→ **Description of the task**: Show all lines holding "type".

→ **Items from a data source**:
----------

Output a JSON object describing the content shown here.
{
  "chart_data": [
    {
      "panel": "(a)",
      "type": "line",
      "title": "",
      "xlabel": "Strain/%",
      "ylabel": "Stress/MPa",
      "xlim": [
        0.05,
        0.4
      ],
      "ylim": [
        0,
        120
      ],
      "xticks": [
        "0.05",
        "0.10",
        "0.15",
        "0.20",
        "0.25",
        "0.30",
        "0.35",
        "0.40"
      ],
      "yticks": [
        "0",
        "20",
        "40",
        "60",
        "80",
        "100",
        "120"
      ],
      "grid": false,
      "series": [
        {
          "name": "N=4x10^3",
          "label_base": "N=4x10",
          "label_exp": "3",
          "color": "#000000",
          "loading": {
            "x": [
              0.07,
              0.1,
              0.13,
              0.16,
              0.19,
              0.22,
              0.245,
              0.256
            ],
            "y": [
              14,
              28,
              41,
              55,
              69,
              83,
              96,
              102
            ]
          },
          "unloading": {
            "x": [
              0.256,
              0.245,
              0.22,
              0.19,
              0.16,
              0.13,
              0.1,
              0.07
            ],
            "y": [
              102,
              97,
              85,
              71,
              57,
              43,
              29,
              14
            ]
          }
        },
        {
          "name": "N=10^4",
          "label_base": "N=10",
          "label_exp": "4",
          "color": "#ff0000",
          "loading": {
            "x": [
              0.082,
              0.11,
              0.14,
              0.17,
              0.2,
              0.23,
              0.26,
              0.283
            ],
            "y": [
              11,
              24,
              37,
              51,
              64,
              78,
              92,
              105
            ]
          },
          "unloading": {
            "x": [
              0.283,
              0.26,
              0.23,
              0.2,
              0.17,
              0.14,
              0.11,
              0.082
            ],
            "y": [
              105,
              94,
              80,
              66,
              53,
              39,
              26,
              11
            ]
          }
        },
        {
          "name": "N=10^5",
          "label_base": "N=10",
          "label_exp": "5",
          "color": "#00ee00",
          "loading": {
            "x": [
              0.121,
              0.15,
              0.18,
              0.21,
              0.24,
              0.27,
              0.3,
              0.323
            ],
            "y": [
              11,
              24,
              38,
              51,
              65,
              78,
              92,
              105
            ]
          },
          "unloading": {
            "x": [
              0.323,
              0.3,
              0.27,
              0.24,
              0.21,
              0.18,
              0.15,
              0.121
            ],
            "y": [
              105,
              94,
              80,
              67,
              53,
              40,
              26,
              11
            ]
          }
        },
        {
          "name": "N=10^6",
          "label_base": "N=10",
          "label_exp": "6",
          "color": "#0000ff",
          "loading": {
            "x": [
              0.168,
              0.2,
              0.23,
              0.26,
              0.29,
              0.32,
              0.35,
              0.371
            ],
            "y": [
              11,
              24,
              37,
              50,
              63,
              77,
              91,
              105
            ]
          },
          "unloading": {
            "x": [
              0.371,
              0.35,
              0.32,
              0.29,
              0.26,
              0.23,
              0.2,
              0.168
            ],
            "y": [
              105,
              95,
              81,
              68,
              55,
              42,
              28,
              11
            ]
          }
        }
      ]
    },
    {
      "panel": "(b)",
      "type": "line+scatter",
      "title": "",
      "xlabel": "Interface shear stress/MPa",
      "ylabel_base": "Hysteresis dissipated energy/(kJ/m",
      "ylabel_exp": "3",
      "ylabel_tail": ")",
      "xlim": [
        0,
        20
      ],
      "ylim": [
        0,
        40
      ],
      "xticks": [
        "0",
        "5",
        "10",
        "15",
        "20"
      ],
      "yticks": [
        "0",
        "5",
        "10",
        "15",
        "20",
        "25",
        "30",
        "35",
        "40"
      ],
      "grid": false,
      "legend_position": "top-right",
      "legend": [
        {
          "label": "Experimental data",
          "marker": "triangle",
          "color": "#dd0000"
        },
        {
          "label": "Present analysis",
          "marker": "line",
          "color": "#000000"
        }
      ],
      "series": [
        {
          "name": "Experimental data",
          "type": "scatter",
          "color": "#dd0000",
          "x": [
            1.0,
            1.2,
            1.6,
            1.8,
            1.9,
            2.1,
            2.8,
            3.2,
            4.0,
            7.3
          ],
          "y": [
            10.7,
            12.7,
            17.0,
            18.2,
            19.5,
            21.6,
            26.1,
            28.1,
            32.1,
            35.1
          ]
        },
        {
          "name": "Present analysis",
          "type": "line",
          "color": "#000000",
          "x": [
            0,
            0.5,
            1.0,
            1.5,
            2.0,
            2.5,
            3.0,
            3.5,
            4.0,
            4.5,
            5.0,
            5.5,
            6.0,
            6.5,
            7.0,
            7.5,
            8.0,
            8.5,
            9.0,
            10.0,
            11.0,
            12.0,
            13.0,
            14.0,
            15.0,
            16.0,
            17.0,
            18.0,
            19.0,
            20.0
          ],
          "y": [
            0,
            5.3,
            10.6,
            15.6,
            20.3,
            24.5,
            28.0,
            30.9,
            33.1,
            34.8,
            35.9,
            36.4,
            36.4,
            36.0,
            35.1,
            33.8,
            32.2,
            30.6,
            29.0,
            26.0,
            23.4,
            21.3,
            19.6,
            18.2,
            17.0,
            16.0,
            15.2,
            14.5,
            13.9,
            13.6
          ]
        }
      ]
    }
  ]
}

----------

→ **Final answer**:
      "type": "line",
      "type": "line+scatter",
          "type": "scatter",
          "type": "line",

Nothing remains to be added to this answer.